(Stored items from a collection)
__________________________________________________
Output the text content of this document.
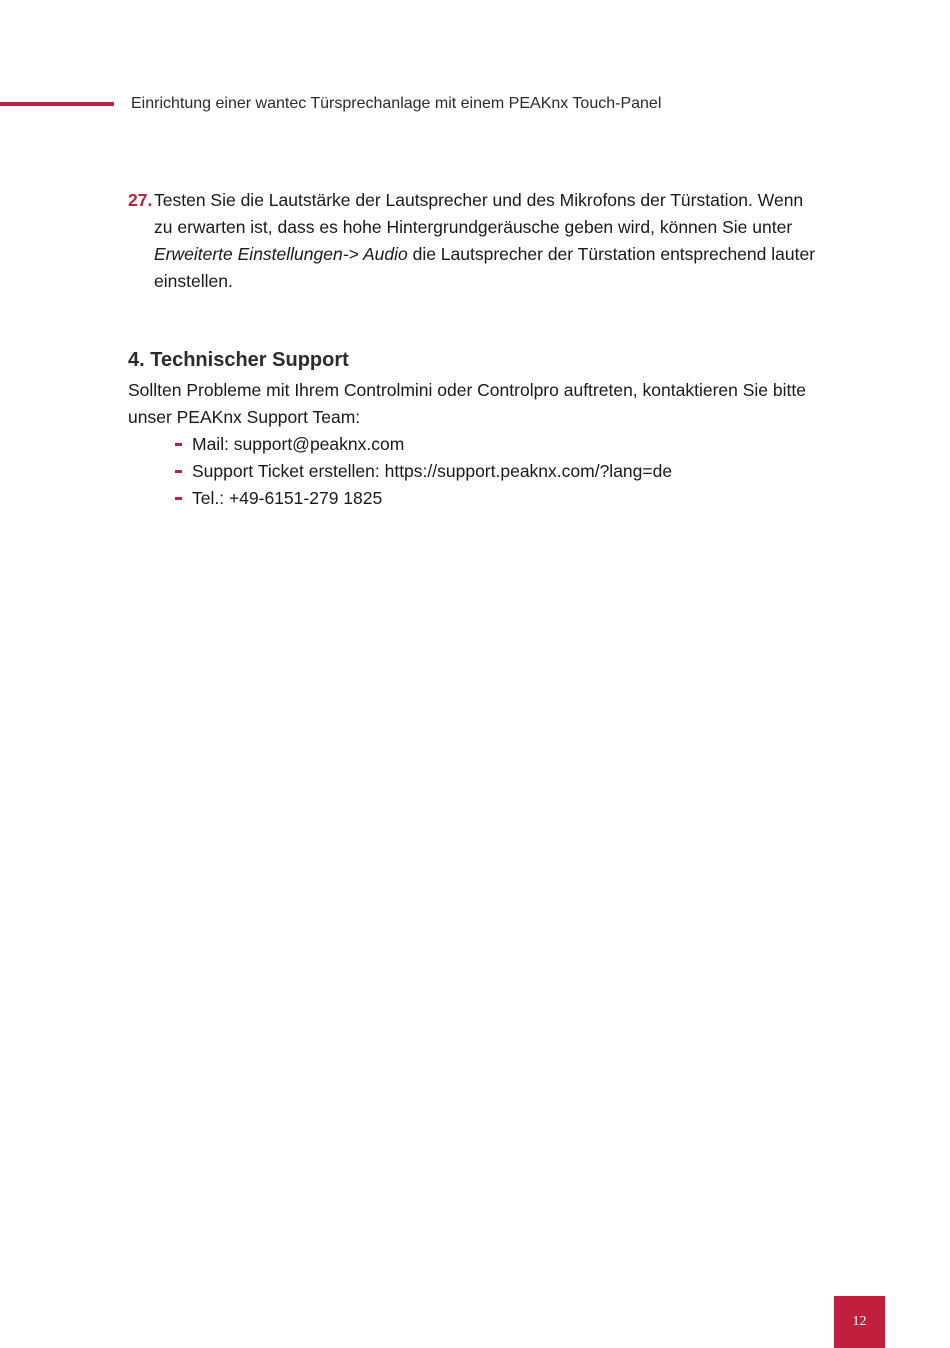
Einrichtung einer wantec Türsprechanlage mit einem PEAKnx Touch-Panel
27. Testen Sie die Lautstärke der Lautsprecher und des Mikrofons der Türstation. Wenn zu erwarten ist, dass es hohe Hintergrundgeräusche geben wird, können Sie unter Erweiterte Einstellungen-> Audio die Lautsprecher der Türstation entsprechend lauter einstellen.
4. Technischer Support
Sollten Probleme mit Ihrem Controlmini oder Controlpro auftreten, kontaktieren Sie bitte unser PEAKnx Support Team:
Mail: support@peaknx.com
Support Ticket erstellen: https://support.peaknx.com/?lang=de
Tel.: +49-6151-279 1825
12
__________________________________________________
▶ [Task instructions]: Would you return the data exactly as written, without the pictures?

▶ [Output of the exercise]:
Output the text content of this document.
Einrichtung einer wantec Türsprechanlage mit einem PEAKnx Touch-Panel
27. Testen Sie die Lautstärke der Lautsprecher und des Mikrofons der Türstation. Wenn zu erwarten ist, dass es hohe Hintergrundgeräusche geben wird, können Sie unter Erweiterte Einstellungen-> Audio die Lautsprecher der Türstation entsprechend lauter einstellen.
4. Technischer Support
Sollten Probleme mit Ihrem Controlmini oder Controlpro auftreten, kontaktieren Sie bitte unser PEAKnx Support Team:
Mail: support@peaknx.com
Support Ticket erstellen: https://support.peaknx.com/?lang=de
Tel.: +49-6151-279 1825
12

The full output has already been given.